◆ Raw data
-.-.-
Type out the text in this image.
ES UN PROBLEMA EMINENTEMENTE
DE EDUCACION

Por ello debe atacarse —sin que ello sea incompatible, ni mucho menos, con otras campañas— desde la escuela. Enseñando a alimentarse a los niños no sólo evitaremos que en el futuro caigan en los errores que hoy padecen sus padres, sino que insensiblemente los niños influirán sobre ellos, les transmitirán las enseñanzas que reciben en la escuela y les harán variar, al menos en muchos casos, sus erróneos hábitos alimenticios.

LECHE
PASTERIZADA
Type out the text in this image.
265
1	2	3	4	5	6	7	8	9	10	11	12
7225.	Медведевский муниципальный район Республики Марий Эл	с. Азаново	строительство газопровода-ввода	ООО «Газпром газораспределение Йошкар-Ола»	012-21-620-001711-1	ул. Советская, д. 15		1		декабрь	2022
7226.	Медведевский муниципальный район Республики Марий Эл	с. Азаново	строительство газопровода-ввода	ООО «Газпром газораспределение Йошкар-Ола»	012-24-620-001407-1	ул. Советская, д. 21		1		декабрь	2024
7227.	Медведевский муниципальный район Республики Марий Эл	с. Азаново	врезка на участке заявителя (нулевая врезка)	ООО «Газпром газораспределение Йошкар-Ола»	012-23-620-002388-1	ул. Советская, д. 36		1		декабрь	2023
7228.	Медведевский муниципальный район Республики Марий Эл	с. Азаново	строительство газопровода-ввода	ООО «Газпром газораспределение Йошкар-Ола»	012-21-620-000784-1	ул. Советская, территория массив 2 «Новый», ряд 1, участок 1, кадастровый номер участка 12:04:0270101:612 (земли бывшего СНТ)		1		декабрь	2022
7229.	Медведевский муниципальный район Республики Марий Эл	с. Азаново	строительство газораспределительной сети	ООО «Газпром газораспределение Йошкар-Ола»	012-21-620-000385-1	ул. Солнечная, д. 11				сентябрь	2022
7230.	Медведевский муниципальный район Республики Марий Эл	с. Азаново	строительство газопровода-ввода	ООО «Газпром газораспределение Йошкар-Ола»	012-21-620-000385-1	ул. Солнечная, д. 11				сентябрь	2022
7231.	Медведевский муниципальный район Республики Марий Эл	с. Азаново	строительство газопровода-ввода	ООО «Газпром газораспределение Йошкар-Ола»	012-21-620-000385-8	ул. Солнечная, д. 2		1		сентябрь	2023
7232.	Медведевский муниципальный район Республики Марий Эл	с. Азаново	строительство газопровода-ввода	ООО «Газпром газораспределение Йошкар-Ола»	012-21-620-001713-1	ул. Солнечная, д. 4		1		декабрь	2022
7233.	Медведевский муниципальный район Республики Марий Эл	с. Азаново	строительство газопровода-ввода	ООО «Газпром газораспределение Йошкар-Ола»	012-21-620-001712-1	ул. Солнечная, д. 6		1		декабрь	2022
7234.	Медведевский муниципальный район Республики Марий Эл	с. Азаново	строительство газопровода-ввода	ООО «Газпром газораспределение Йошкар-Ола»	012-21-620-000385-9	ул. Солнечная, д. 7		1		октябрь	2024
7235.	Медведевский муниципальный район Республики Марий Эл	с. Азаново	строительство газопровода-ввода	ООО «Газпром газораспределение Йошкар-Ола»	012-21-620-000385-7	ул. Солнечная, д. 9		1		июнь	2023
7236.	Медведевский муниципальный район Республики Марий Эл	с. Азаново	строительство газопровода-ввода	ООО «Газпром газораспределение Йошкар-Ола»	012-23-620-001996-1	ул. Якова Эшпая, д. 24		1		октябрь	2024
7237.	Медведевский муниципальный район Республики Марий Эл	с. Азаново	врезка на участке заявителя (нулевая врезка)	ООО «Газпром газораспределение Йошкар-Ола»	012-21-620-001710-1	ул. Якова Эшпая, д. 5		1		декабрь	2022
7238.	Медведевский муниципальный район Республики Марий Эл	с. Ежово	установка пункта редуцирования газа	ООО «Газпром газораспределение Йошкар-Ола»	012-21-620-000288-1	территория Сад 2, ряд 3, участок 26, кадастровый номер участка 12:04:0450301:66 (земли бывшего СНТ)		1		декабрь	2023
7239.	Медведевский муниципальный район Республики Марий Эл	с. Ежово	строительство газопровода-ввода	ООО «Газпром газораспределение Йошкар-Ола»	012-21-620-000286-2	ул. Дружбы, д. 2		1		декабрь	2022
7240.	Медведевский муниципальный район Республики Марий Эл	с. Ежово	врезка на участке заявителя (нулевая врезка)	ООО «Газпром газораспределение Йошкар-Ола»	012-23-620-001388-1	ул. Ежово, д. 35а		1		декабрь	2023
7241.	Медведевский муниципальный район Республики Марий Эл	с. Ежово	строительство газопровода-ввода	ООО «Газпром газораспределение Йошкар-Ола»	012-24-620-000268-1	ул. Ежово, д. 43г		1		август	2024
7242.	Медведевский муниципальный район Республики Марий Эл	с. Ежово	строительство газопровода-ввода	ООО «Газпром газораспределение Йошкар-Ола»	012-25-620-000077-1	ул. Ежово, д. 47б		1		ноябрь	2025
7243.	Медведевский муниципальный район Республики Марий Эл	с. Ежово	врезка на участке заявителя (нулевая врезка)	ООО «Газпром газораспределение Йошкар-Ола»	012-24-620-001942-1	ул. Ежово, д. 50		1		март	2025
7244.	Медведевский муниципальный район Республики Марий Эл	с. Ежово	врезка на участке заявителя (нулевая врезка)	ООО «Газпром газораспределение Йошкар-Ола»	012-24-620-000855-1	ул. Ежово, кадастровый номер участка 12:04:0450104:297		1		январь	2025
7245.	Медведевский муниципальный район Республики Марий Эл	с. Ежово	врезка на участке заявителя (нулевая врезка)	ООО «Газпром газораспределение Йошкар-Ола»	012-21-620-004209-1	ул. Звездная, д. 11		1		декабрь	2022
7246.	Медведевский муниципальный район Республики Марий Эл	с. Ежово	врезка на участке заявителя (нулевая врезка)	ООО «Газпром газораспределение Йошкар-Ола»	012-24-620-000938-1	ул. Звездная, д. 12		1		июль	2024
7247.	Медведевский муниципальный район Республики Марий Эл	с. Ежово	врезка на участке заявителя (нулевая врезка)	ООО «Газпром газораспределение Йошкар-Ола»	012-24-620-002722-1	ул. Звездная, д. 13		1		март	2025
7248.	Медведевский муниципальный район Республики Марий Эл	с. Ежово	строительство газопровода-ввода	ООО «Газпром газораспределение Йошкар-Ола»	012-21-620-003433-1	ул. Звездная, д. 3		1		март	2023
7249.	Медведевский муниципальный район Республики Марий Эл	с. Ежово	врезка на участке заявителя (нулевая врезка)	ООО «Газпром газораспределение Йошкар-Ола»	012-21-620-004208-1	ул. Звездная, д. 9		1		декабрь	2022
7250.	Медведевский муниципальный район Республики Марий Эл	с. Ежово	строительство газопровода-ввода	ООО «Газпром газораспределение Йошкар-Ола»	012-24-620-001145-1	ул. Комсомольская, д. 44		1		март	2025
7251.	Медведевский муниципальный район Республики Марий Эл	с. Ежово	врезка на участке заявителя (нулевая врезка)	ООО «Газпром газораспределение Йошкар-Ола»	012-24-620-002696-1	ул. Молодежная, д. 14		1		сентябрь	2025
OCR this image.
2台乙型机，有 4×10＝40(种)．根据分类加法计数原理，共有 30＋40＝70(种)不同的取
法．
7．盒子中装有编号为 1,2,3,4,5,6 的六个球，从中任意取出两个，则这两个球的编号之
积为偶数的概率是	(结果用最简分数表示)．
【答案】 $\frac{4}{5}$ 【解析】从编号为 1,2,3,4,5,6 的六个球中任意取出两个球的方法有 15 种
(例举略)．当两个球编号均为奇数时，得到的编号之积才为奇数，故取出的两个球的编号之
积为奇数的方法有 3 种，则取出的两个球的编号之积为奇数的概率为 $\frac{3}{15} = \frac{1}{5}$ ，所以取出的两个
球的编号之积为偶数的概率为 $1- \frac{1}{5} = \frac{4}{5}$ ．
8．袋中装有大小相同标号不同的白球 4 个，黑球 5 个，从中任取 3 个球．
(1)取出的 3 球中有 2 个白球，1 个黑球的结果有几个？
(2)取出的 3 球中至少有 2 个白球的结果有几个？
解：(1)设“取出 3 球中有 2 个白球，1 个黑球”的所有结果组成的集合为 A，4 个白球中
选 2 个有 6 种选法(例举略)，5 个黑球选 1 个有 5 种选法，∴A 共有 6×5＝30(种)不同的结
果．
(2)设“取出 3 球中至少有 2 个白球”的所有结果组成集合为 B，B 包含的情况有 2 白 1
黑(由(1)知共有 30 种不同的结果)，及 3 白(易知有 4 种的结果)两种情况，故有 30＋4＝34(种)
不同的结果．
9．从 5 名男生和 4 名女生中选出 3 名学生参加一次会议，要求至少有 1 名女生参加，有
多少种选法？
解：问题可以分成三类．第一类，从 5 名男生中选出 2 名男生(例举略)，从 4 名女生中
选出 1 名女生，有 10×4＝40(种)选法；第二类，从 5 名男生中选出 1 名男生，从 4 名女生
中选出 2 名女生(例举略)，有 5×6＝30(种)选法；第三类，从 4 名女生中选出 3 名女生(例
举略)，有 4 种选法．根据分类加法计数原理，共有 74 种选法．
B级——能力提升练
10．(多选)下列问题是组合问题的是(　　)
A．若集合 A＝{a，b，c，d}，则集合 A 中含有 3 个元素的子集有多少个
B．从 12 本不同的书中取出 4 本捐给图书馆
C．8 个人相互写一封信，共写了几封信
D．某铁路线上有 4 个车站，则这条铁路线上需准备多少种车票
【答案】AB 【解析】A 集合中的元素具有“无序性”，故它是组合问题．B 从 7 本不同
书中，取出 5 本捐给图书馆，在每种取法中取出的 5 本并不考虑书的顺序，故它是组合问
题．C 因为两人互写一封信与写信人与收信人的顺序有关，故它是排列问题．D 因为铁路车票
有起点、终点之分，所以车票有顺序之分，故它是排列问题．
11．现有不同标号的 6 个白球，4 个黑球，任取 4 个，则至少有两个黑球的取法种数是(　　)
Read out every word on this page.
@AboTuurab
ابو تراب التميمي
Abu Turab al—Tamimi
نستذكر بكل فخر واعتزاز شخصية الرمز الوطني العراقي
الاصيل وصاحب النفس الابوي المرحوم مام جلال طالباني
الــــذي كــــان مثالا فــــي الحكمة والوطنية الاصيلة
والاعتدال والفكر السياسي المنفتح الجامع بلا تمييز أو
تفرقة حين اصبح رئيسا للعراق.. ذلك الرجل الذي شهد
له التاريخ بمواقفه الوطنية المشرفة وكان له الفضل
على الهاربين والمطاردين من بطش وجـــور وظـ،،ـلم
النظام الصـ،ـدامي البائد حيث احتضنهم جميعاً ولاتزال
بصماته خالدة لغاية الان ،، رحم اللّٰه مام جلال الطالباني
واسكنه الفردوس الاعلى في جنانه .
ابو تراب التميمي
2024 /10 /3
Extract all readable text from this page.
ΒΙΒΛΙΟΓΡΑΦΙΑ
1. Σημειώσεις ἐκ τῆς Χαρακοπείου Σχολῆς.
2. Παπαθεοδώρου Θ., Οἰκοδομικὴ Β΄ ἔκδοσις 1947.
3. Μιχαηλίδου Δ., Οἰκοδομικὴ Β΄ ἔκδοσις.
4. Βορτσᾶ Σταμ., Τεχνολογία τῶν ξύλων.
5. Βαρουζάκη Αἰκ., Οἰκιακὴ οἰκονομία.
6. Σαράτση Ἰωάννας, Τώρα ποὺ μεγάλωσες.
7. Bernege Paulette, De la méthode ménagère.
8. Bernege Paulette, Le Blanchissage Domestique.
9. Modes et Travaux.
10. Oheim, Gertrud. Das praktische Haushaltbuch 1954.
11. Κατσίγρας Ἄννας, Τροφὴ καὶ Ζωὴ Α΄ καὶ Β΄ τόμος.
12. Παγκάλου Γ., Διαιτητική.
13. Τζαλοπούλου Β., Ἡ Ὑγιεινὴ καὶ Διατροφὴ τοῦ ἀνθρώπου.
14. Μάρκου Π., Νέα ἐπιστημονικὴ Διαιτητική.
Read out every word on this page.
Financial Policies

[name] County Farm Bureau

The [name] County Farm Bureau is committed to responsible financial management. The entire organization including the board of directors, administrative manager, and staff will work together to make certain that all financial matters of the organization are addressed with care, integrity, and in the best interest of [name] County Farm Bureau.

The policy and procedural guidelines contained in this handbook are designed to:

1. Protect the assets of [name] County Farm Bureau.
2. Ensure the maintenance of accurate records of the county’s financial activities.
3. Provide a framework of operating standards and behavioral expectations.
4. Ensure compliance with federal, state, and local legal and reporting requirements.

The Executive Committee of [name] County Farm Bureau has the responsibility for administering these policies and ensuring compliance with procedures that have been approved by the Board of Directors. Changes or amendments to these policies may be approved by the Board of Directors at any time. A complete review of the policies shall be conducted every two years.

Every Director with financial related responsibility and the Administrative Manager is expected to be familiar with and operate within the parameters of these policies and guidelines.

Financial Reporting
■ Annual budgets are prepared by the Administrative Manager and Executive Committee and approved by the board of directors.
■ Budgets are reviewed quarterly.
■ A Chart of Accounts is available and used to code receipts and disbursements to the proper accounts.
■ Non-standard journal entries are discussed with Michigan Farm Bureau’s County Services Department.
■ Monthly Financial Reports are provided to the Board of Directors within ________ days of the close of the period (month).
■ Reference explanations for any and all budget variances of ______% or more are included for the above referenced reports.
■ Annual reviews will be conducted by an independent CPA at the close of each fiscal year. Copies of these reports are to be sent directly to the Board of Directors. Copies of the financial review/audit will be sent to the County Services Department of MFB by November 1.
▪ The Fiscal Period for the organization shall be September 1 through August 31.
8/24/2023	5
-.-.-
◆ Task instructions
Find all lines holding the string "名女生中选出" and copy them.

◆ Task result
9．从 5 名男生和 4 名女生中选出 3 名学生参加一次会议，要求至少有 1 名女生参加，有
中选出 2 名女生(例举略)，有 5×6＝30(种)选法；第三类，从 4 名女生中选出 3 名女生(例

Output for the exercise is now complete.